*Testo*.
★ ★ ★ ★

La «Torino noir» vista e narrata da Milo Julini

Le tragiche soffitte di via Milano 13

Parliamo di soffitte, quelle che nella parlata torinese sono dette “sofiëtte” o “sofie” ma anche, con termine vagamente gergale, “nivole” cioè nuvole per la loro vicinanza al cielo. Ci sono persone che hanno voluto ricamarci sopra e trovare declinazioni poetiche a questo temine ma la realtà del passato, remoto e prossimo, contraddice spesso questi voli letterari di fantasia.

Non è questa la sede per una disamina letteraria sul tema delle soffitte torinesi, ci basta citare il romanzo di Carolina Invernizio “I Misteri delle Soffitte” del 1901, un evergreen ripubblicato anche di recente.

Quello dei “Misteri” è un tema affrontato da vari autori torinesi, a partire da “I Misteri di Torino” del 1849 – che ha il merito principale di averci tramandato due immagini delle soffitte torinesi – e poi di Arturo Colombi nel 1871, di G. A. Giustina (Ausonio Liberi) nel 1880 e di Max Manolo nel 1920.

★ ★ ★ ★

*Materiale fornito*.
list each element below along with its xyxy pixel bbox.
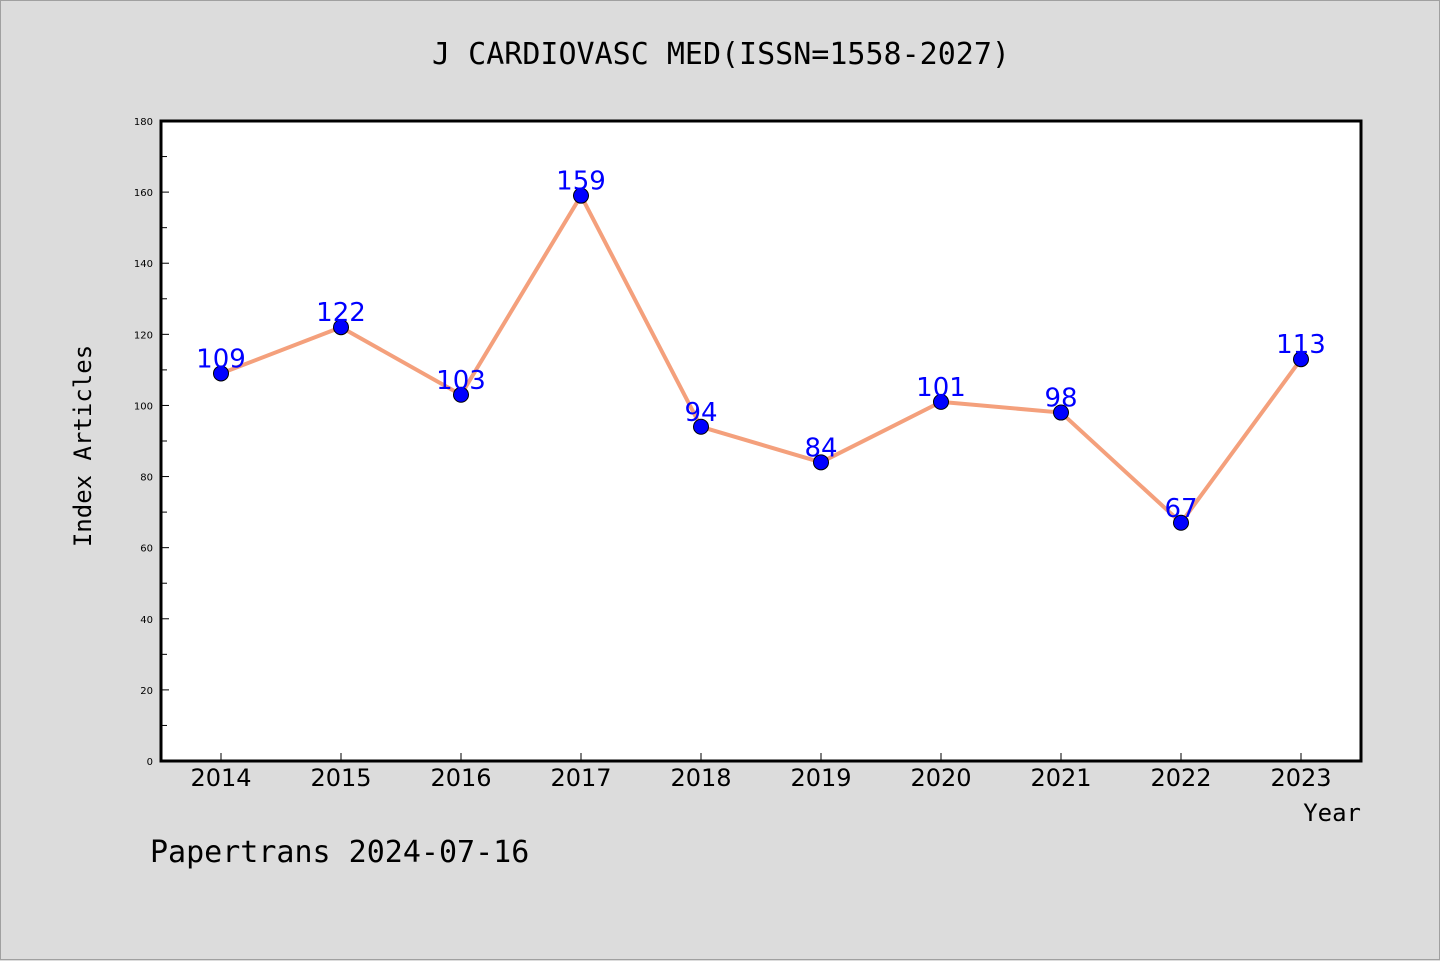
- series-layer: [213, 187, 1309, 531]
- data-label: 159: [556, 167, 606, 197]
- data-label: 122: [316, 298, 366, 328]
- y-tick-label: 80: [140, 473, 153, 484]
- x-tick-label: 2016: [430, 764, 491, 792]
- data-label-layer: 109 122 103 159 94 84 101 98 67 113: [196, 167, 1326, 524]
- data-point: [693, 418, 709, 435]
- data-point: [1293, 351, 1309, 368]
- data-point: [453, 386, 469, 403]
- y-tick-label: 40: [140, 615, 153, 626]
- y-tick-label: 20: [140, 686, 153, 697]
- x-tick-label: 2020: [910, 764, 971, 792]
- x-axis-title: Year: [1303, 799, 1361, 827]
- data-point: [933, 393, 949, 410]
- data-point: [1053, 404, 1069, 421]
- x-tick-label: 2015: [310, 764, 371, 792]
- y-tick-label: 60: [140, 544, 153, 555]
- chart-title: J CARDIOVASC MED(ISSN=1558-2027): [432, 37, 1010, 72]
- x-tick-label: 2022: [1150, 764, 1211, 792]
- y-tick-label: 120: [134, 330, 153, 341]
- data-point: [573, 187, 589, 204]
- x-tick-label: 2018: [670, 764, 731, 792]
- y-tick-label: 0: [147, 757, 153, 768]
- data-point: [1173, 514, 1189, 531]
- y-tick-label: 160: [134, 188, 153, 199]
- x-axis: 2014 2015 2016 2017 2018 2019 2020 2021 2022 2023: [190, 753, 1332, 792]
- x-tick-label: 2023: [1270, 764, 1331, 792]
- y-axis-title: Index Articles: [69, 345, 97, 547]
- x-tick-label: 2019: [790, 764, 851, 792]
- y-tick-label: 100: [134, 401, 153, 412]
- plot-area: [159, 119, 1363, 763]
- y-tick-label: 180: [134, 117, 153, 128]
- y-axis: 0 20 40 60 80 100 120 140 160 180: [134, 117, 169, 768]
- data-label: 101: [916, 373, 966, 403]
- data-label: 84: [804, 433, 837, 463]
- data-label: 109: [196, 344, 246, 374]
- data-label: 113: [1276, 330, 1326, 360]
- data-label: 67: [1164, 494, 1197, 524]
- y-tick-label: 140: [134, 259, 153, 270]
- data-label: 94: [684, 398, 717, 428]
- data-label: 103: [436, 366, 486, 396]
- x-tick-label: 2017: [550, 764, 611, 792]
- series-line: [220, 193, 1303, 525]
- x-tick-label: 2021: [1030, 764, 1091, 792]
- data-point: [333, 319, 349, 336]
- data-label: 98: [1044, 384, 1077, 414]
- x-tick-label: 2014: [190, 764, 251, 792]
- data-point: [813, 454, 829, 471]
- footer-credit: Papertrans 2024-07-16: [150, 835, 530, 870]
- data-point: [213, 365, 229, 382]
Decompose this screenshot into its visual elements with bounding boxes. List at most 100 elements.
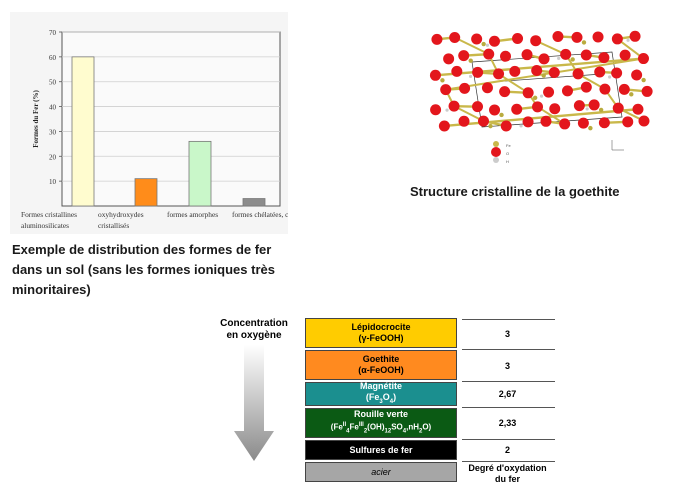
oxygen-atom bbox=[612, 102, 624, 114]
hydrogen-atom bbox=[519, 124, 523, 128]
bar bbox=[188, 140, 212, 207]
iron-atom bbox=[440, 78, 445, 83]
x-tick-label: aluminosilicates bbox=[21, 221, 69, 230]
oxygen-atom bbox=[598, 52, 610, 64]
degree-magnetite: 2,67 bbox=[498, 389, 517, 399]
iron-atom bbox=[499, 112, 504, 118]
row-sulfures-de-fer: Sulfures de fer bbox=[305, 440, 457, 460]
x-tick-label: formes chélatées, complexes orga. bbox=[232, 210, 288, 219]
oxygen-atom bbox=[559, 118, 571, 130]
oxygen-atom bbox=[552, 30, 564, 42]
row-lepidocrocite-formula: (γ-FeOOH) bbox=[358, 333, 404, 343]
row-rouille-verte-formula: (FeII4FeIII2(OH)12SO4,nH2O) bbox=[330, 421, 432, 435]
iron-atom bbox=[488, 123, 493, 129]
bond bbox=[453, 105, 484, 123]
oxygen-atom bbox=[472, 66, 484, 78]
oxygen-atom bbox=[443, 53, 455, 65]
oxygen-atom bbox=[611, 33, 623, 45]
oxygen-atom bbox=[488, 35, 500, 47]
oxygen-atom bbox=[577, 117, 589, 129]
legend-atom bbox=[491, 147, 501, 157]
oxygen-atom bbox=[472, 101, 484, 113]
oxygen-atom bbox=[641, 85, 653, 97]
degree-separator bbox=[462, 349, 555, 350]
hydrogen-atom bbox=[539, 94, 544, 98]
oxygen-atom bbox=[638, 115, 650, 127]
bar-chart-panel: 10 20 30 40 50 60 70 Formes du Fer (%) Formes cr… bbox=[10, 12, 288, 234]
oxygen-atom bbox=[493, 68, 505, 80]
degree-separator bbox=[462, 319, 555, 320]
row-acier-name: acier bbox=[371, 466, 391, 477]
oxygen-atom bbox=[543, 86, 555, 98]
row-lepidocrocite: Lépidocrocite (γ-FeOOH) bbox=[305, 318, 457, 348]
y-tick-label: 20 bbox=[49, 153, 57, 161]
oxygen-atom bbox=[619, 49, 631, 61]
row-goethite-formula: (α-FeOOH) bbox=[358, 365, 404, 375]
oxygen-atom bbox=[438, 120, 450, 132]
oxygen-atom bbox=[631, 69, 643, 81]
crystal-caption: Structure cristalline de la goethite bbox=[410, 184, 620, 199]
hydrogen-atom bbox=[626, 38, 630, 42]
oxygen-atom bbox=[572, 68, 584, 80]
oxygen-atom bbox=[632, 103, 644, 115]
degree-rouille-verte: 2,33 bbox=[498, 418, 517, 428]
oxygen-atom bbox=[509, 65, 521, 77]
iron-atom bbox=[541, 73, 546, 78]
iron-atom bbox=[629, 92, 634, 97]
oxygen-atom bbox=[580, 81, 592, 93]
iron-atom bbox=[581, 40, 587, 45]
iron-atom bbox=[588, 125, 593, 131]
row-sulfures-name: Sulfures de fer bbox=[349, 444, 413, 455]
oxygen-atom bbox=[530, 35, 542, 47]
degree-header-line-1: Degré d'oxydation bbox=[468, 463, 547, 473]
legend-label: Fe bbox=[506, 143, 511, 148]
y-tick-label: 50 bbox=[49, 79, 57, 87]
oxygen-atom bbox=[448, 100, 460, 112]
row-rouille-verte: Rouille verte (FeII4FeIII2(OH)12SO4,nH2O… bbox=[305, 408, 457, 438]
y-tick-label: 60 bbox=[49, 54, 57, 62]
legend-atom bbox=[493, 157, 499, 163]
oxygen-atom bbox=[512, 32, 524, 44]
oxygen-atom bbox=[622, 116, 634, 128]
y-tick-label: 70 bbox=[49, 29, 57, 37]
oxygen-label: Concentration en oxygène bbox=[212, 318, 296, 342]
degree-goethite: 3 bbox=[504, 361, 510, 371]
oxygen-atom bbox=[431, 33, 443, 45]
oxygen-atom bbox=[440, 84, 452, 96]
degree-separator bbox=[462, 407, 555, 408]
oxygen-atom bbox=[500, 50, 512, 62]
oxygen-atom bbox=[430, 104, 442, 116]
x-tick-label: oxyhydroxydes bbox=[98, 210, 144, 219]
hydrogen-atom bbox=[469, 74, 473, 79]
degree-header: Degré d'oxydation du fer bbox=[460, 463, 555, 485]
degree-separator bbox=[462, 461, 555, 462]
oxygen-atom bbox=[489, 104, 501, 116]
oxygen-atom bbox=[458, 50, 470, 62]
oxygen-atom bbox=[531, 65, 543, 77]
bar bbox=[71, 56, 95, 207]
oxygen-atom bbox=[477, 115, 489, 127]
hydrogen-atom bbox=[557, 56, 561, 60]
oxygen-atom bbox=[560, 48, 572, 60]
iron-atom bbox=[598, 107, 604, 113]
degree-lepidocrocite: 3 bbox=[504, 329, 510, 339]
y-tick-label: 40 bbox=[49, 104, 57, 112]
oxygen-atom bbox=[573, 100, 585, 112]
oxygen-atom bbox=[549, 103, 561, 115]
oxygen-atom bbox=[540, 115, 552, 127]
oxygen-atom bbox=[500, 120, 512, 132]
x-tick-label: cristallisés bbox=[98, 221, 129, 230]
iron-atom bbox=[641, 77, 646, 83]
oxygen-atom bbox=[594, 66, 606, 78]
oxygen-atom bbox=[532, 101, 544, 113]
oxygen-atom bbox=[451, 65, 463, 77]
oxygen-atom bbox=[429, 69, 441, 81]
oxygen-atom bbox=[598, 117, 610, 129]
degree-separator bbox=[462, 439, 555, 440]
oxygen-atom bbox=[571, 31, 583, 43]
row-rouille-verte-name: Rouille verte bbox=[353, 408, 409, 419]
oxygen-atom bbox=[588, 99, 600, 111]
oxygen-gradient-arrow bbox=[234, 345, 274, 461]
oxygen-atom bbox=[471, 33, 483, 45]
oxygen-atom bbox=[637, 53, 649, 65]
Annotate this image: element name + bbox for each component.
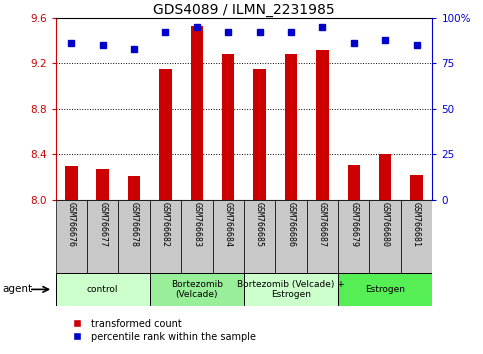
Text: Bortezomib
(Velcade): Bortezomib (Velcade) — [171, 280, 223, 299]
Text: agent: agent — [2, 284, 32, 295]
Text: GSM766678: GSM766678 — [129, 202, 139, 247]
Text: GSM766687: GSM766687 — [318, 202, 327, 247]
Bar — [128, 176, 141, 200]
Legend: transformed count, percentile rank within the sample: transformed count, percentile rank withi… — [67, 319, 256, 342]
Text: GSM766680: GSM766680 — [381, 202, 390, 247]
Bar — [97, 169, 109, 200]
Text: GSM766683: GSM766683 — [192, 202, 201, 247]
Bar — [159, 69, 172, 200]
Bar — [253, 69, 266, 200]
Bar — [285, 54, 298, 200]
Text: GSM766684: GSM766684 — [224, 202, 233, 247]
Bar — [275, 200, 307, 273]
Bar — [56, 273, 150, 306]
Text: GSM766686: GSM766686 — [286, 202, 296, 247]
Bar — [190, 26, 203, 200]
Bar — [213, 200, 244, 273]
Bar — [118, 200, 150, 273]
Bar — [56, 200, 87, 273]
Bar — [307, 200, 338, 273]
Text: GSM766681: GSM766681 — [412, 202, 421, 247]
Text: Estrogen: Estrogen — [365, 285, 405, 294]
Bar — [150, 200, 181, 273]
Text: GSM766676: GSM766676 — [67, 202, 76, 247]
Title: GDS4089 / ILMN_2231985: GDS4089 / ILMN_2231985 — [153, 3, 335, 17]
Bar — [401, 200, 432, 273]
Bar — [150, 273, 244, 306]
Text: GSM766679: GSM766679 — [349, 202, 358, 247]
Bar — [181, 200, 213, 273]
Bar — [65, 166, 78, 200]
Text: control: control — [87, 285, 118, 294]
Bar — [379, 154, 391, 200]
Bar — [87, 200, 118, 273]
Text: GSM766677: GSM766677 — [98, 202, 107, 247]
Bar — [348, 165, 360, 200]
Bar — [244, 200, 275, 273]
Bar — [338, 200, 369, 273]
Text: Bortezomib (Velcade) +
Estrogen: Bortezomib (Velcade) + Estrogen — [237, 280, 345, 299]
Bar — [244, 273, 338, 306]
Bar — [338, 273, 432, 306]
Bar — [316, 50, 329, 200]
Bar — [222, 54, 235, 200]
Text: GSM766685: GSM766685 — [255, 202, 264, 247]
Text: GSM766682: GSM766682 — [161, 202, 170, 247]
Bar — [369, 200, 401, 273]
Bar — [411, 175, 423, 200]
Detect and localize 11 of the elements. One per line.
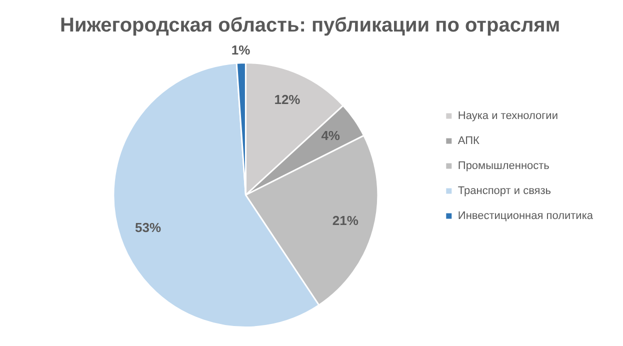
data-label: 12%	[274, 92, 301, 108]
chart-title: Нижегородская область: публикации по отраслям	[60, 14, 560, 37]
legend-label: Промышленность	[458, 160, 550, 172]
data-label: 1%	[231, 42, 251, 58]
data-label: 21%	[332, 212, 359, 228]
legend-label: Транспорт и связь	[458, 185, 552, 198]
legend-label: Инвестиционная политика	[458, 210, 594, 222]
legend-label: АПК	[458, 135, 480, 148]
data-label: 53%	[135, 220, 162, 235]
data-label: 4%	[321, 128, 340, 143]
legend-label: Наука и технологии	[458, 110, 558, 122]
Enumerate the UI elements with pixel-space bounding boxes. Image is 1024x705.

★ ★ ★ ★

*Esercizi proposti*.
a - Elenca i termini della parlata torinese che, secondo il testo sulle soffitte di via Milano 13, servono a indicare le soffitte.
b - Prosegui il testo sulle soffitte di via Milano 13 a partire dall'ultima frase riportata.

*Soluzioni per esercizio*.
a - “sofiëtte”, “sofie”, “nivole”

b -
Con queste premesse letterarie mi è sembrato interessante soffermarmi su un articolo de «La Stampa» dell’8 aprile 1949 che propone «Le tragiche soffitte di via Milano 13».

Leggiamo:

In via Milano 13 da qualche tempo s’era notata la scomparsa di un inquilino: il cinquantenne Giuseppe Vitali fu Giuseppe, falegname, abitante in una delle soffitte. Il Vitali era un povero uomo, separato dalla moglie e dalla figlia: tutti gli volevano bene perché d’indole mite. Vinto dalla vita s’era dato al bere: spesso rincasava barcollando, In completo stato di ebrietà, ma nemmeno in quelle condizioni dava noia ad alcuno.

Fulminato da paralisi

Il 20 marzo la custode lo vedeva per l’ultima volta. Da quel giorno il Vitali spariva. Non pochi rilevavano il fatto, ma, essendosi diffusa la voce che l’uomo era partito per raggiungere dei parenti in provincia, nessuno pensava di dare un’occhiata alla soffitta ove aveva» dimora. Ma ieri verso le 13 la custode veniva, all’improvviso, folgorata da una idea. «E se fosse morto nella sua stanza?». Saliva i quattro piani e applicava l’occhio al buco della serratura. Vedeva, su di una sedia, le scarpe e immediatamente, ricordandosi che il Vitali ne possedeva un solo paio, traeva la logica conclusione: «È qui dentro!».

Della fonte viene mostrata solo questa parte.